start Records supplied

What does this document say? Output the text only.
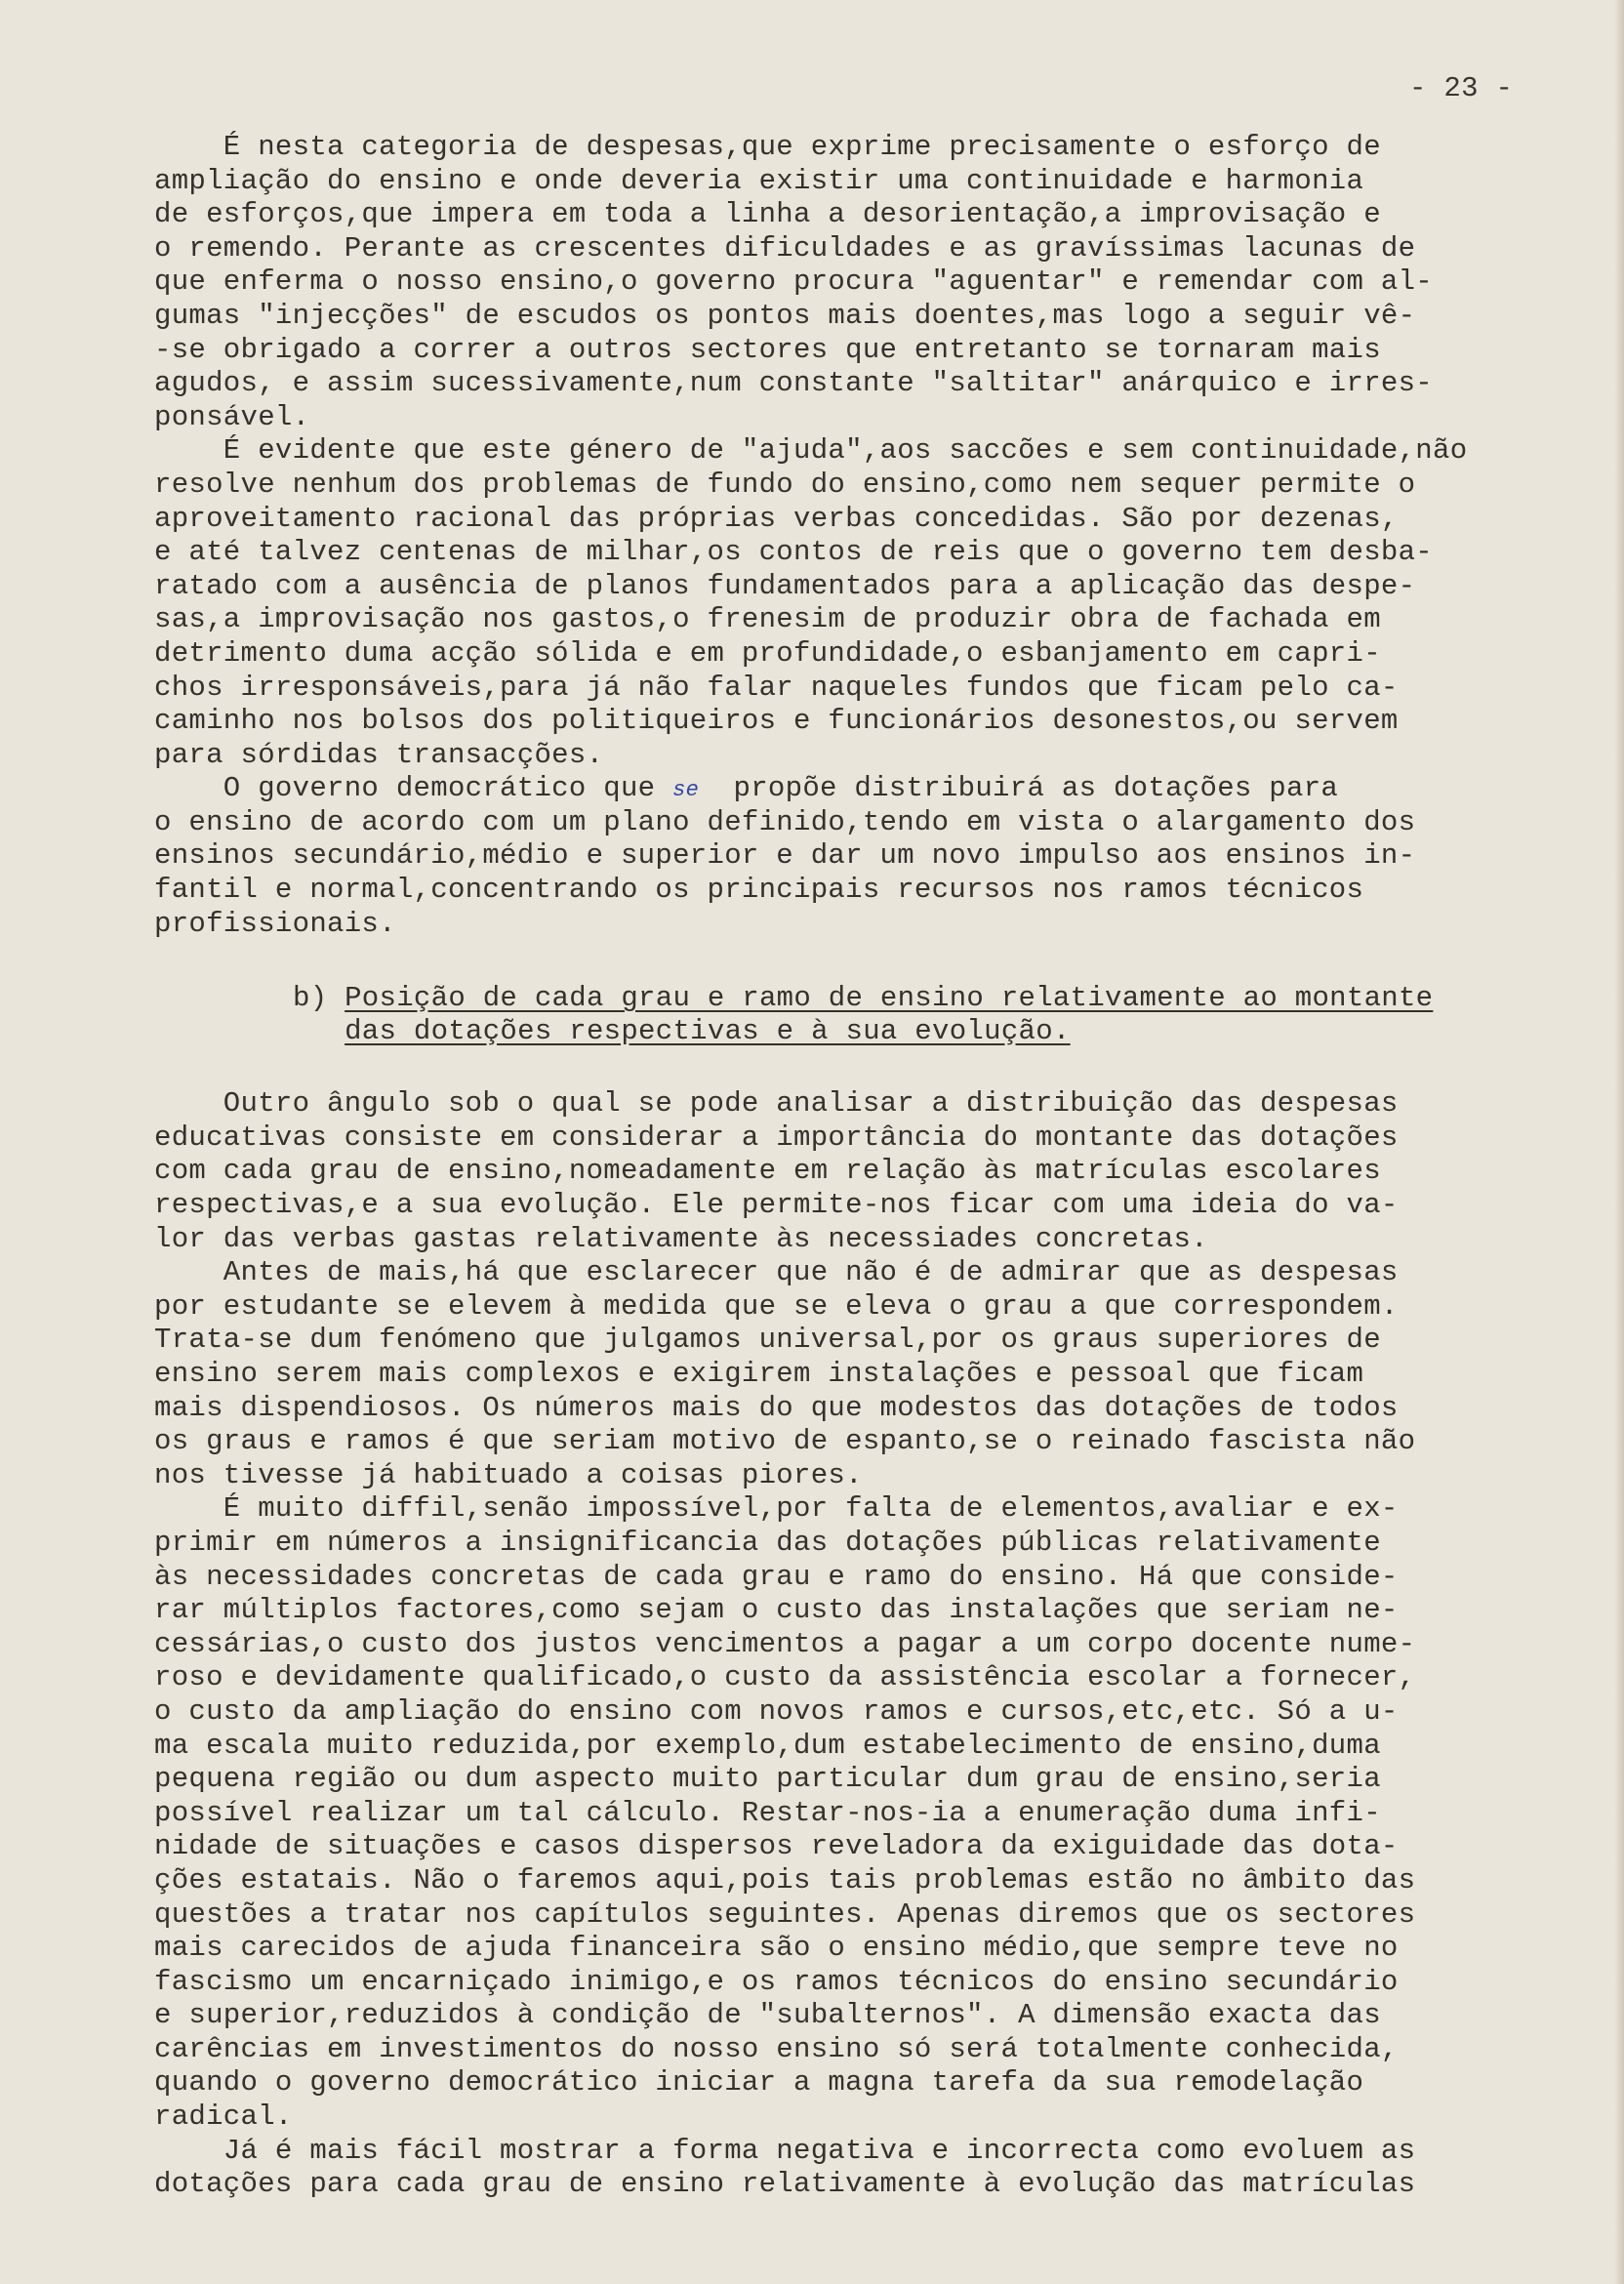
- 23 -
É nesta categoria de despesas,que exprime precisamente o esforço de
ampliação do ensino e onde deveria existir uma continuidade e harmonia
de esforços,que impera em toda a linha a desorientação,a improvisação e
o remendo. Perante as crescentes dificuldades e as gravíssimas lacunas de
que enferma o nosso ensino,o governo procura "aguentar" e remendar com al-
gumas "injecções" de escudos os pontos mais doentes,mas logo a seguir vê-
-se obrigado a correr a outros sectores que entretanto se tornaram mais
agudos, e assim sucessivamente,num constante "saltitar" anárquico e irres-
ponsável.
É evidente que este género de "ajuda",aos saccões e sem continuidade,não
resolve nenhum dos problemas de fundo do ensino,como nem sequer permite o
aproveitamento racional das próprias verbas concedidas. São por dezenas,
e até talvez centenas de milhar,os contos de reis que o governo tem desba-
ratado com a ausência de planos fundamentados para a aplicação das despe-
sas,a improvisação nos gastos,o frenesim de produzir obra de fachada em
detrimento duma acção sólida e em profundidade,o esbanjamento em capri-
chos irresponsáveis,para já não falar naqueles fundos que ficam pelo ca-
caminho nos bolsos dos politiqueiros e funcionários desonestos,ou servem
para sórdidas transacções.
O governo democrático que se  propõe distribuirá as dotações para
o ensino de acordo com um plano definido,tendo em vista o alargamento dos
ensinos secundário,médio e superior e dar um novo impulso aos ensinos in-
fantil e normal,concentrando os principais recursos nos ramos técnicos
profissionais.
b) Posição de cada grau e ramo de ensino relativamente ao montante
das dotações respectivas e à sua evolução.
Outro ângulo sob o qual se pode analisar a distribuição das despesas
educativas consiste em considerar a importância do montante das dotações
com cada grau de ensino,nomeadamente em relação às matrículas escolares
respectivas,e a sua evolução. Ele permite-nos ficar com uma ideia do va-
lor das verbas gastas relativamente às necessiades concretas.
Antes de mais,há que esclarecer que não é de admirar que as despesas
por estudante se elevem à medida que se eleva o grau a que correspondem.
Trata-se dum fenómeno que julgamos universal,por os graus superiores de
ensino serem mais complexos e exigirem instalações e pessoal que ficam
mais dispendiosos. Os números mais do que modestos das dotações de todos
os graus e ramos é que seriam motivo de espanto,se o reinado fascista não
nos tivesse já habituado a coisas piores.
É muito diffil,senão impossível,por falta de elementos,avaliar e ex-
primir em números a insignificancia das dotações públicas relativamente
às necessidades concretas de cada grau e ramo do ensino. Há que conside-
rar múltiplos factores,como sejam o custo das instalações que seriam ne-
cessárias,o custo dos justos vencimentos a pagar a um corpo docente nume-
roso e devidamente qualificado,o custo da assistência escolar a fornecer,
o custo da ampliação do ensino com novos ramos e cursos,etc,etc. Só a u-
ma escala muito reduzida,por exemplo,dum estabelecimento de ensino,duma
pequena região ou dum aspecto muito particular dum grau de ensino,seria
possível realizar um tal cálculo. Restar-nos-ia a enumeração duma infi-
nidade de situações e casos dispersos reveladora da exiguidade das dota-
ções estatais. Não o faremos aqui,pois tais problemas estão no âmbito das
questões a tratar nos capítulos seguintes. Apenas diremos que os sectores
mais carecidos de ajuda financeira são o ensino médio,que sempre teve no
fascismo um encarniçado inimigo,e os ramos técnicos do ensino secundário
e superior,reduzidos à condição de "subalternos". A dimensão exacta das
carências em investimentos do nosso ensino só será totalmente conhecida,
quando o governo democrático iniciar a magna tarefa da sua remodelação
radical.
Já é mais fácil mostrar a forma negativa e incorrecta como evoluem as
dotações para cada grau de ensino relativamente à evolução das matrículas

end Records supplied

> [Short task]: Print each of the records above exactly as written, leaving no picture in the copy.

> [The output]:
What does this document say? Output the text only.
- 23 -
É nesta categoria de despesas,que exprime precisamente o esforço de
ampliação do ensino e onde deveria existir uma continuidade e harmonia
de esforços,que impera em toda a linha a desorientação,a improvisação e
o remendo. Perante as crescentes dificuldades e as gravíssimas lacunas de
que enferma o nosso ensino,o governo procura "aguentar" e remendar com al-
gumas "injecções" de escudos os pontos mais doentes,mas logo a seguir vê-
-se obrigado a correr a outros sectores que entretanto se tornaram mais
agudos, e assim sucessivamente,num constante "saltitar" anárquico e irres-
ponsável.
É evidente que este género de "ajuda",aos saccões e sem continuidade,não
resolve nenhum dos problemas de fundo do ensino,como nem sequer permite o
aproveitamento racional das próprias verbas concedidas. São por dezenas,
e até talvez centenas de milhar,os contos de reis que o governo tem desba-
ratado com a ausência de planos fundamentados para a aplicação das despe-
sas,a improvisação nos gastos,o frenesim de produzir obra de fachada em
detrimento duma acção sólida e em profundidade,o esbanjamento em capri-
chos irresponsáveis,para já não falar naqueles fundos que ficam pelo ca-
caminho nos bolsos dos politiqueiros e funcionários desonestos,ou servem
para sórdidas transacções.
O governo democrático que se  propõe distribuirá as dotações para
o ensino de acordo com um plano definido,tendo em vista o alargamento dos
ensinos secundário,médio e superior e dar um novo impulso aos ensinos in-
fantil e normal,concentrando os principais recursos nos ramos técnicos
profissionais.
b) Posição de cada grau e ramo de ensino relativamente ao montante
das dotações respectivas e à sua evolução.
Outro ângulo sob o qual se pode analisar a distribuição das despesas
educativas consiste em considerar a importância do montante das dotações
com cada grau de ensino,nomeadamente em relação às matrículas escolares
respectivas,e a sua evolução. Ele permite-nos ficar com uma ideia do va-
lor das verbas gastas relativamente às necessiades concretas.
Antes de mais,há que esclarecer que não é de admirar que as despesas
por estudante se elevem à medida que se eleva o grau a que correspondem.
Trata-se dum fenómeno que julgamos universal,por os graus superiores de
ensino serem mais complexos e exigirem instalações e pessoal que ficam
mais dispendiosos. Os números mais do que modestos das dotações de todos
os graus e ramos é que seriam motivo de espanto,se o reinado fascista não
nos tivesse já habituado a coisas piores.
É muito diffil,senão impossível,por falta de elementos,avaliar e ex-
primir em números a insignificancia das dotações públicas relativamente
às necessidades concretas de cada grau e ramo do ensino. Há que conside-
rar múltiplos factores,como sejam o custo das instalações que seriam ne-
cessárias,o custo dos justos vencimentos a pagar a um corpo docente nume-
roso e devidamente qualificado,o custo da assistência escolar a fornecer,
o custo da ampliação do ensino com novos ramos e cursos,etc,etc. Só a u-
ma escala muito reduzida,por exemplo,dum estabelecimento de ensino,duma
pequena região ou dum aspecto muito particular dum grau de ensino,seria
possível realizar um tal cálculo. Restar-nos-ia a enumeração duma infi-
nidade de situações e casos dispersos reveladora da exiguidade das dota-
ções estatais. Não o faremos aqui,pois tais problemas estão no âmbito das
questões a tratar nos capítulos seguintes. Apenas diremos que os sectores
mais carecidos de ajuda financeira são o ensino médio,que sempre teve no
fascismo um encarniçado inimigo,e os ramos técnicos do ensino secundário
e superior,reduzidos à condição de "subalternos". A dimensão exacta das
carências em investimentos do nosso ensino só será totalmente conhecida,
quando o governo democrático iniciar a magna tarefa da sua remodelação
radical.
Já é mais fácil mostrar a forma negativa e incorrecta como evoluem as
dotações para cada grau de ensino relativamente à evolução das matrículas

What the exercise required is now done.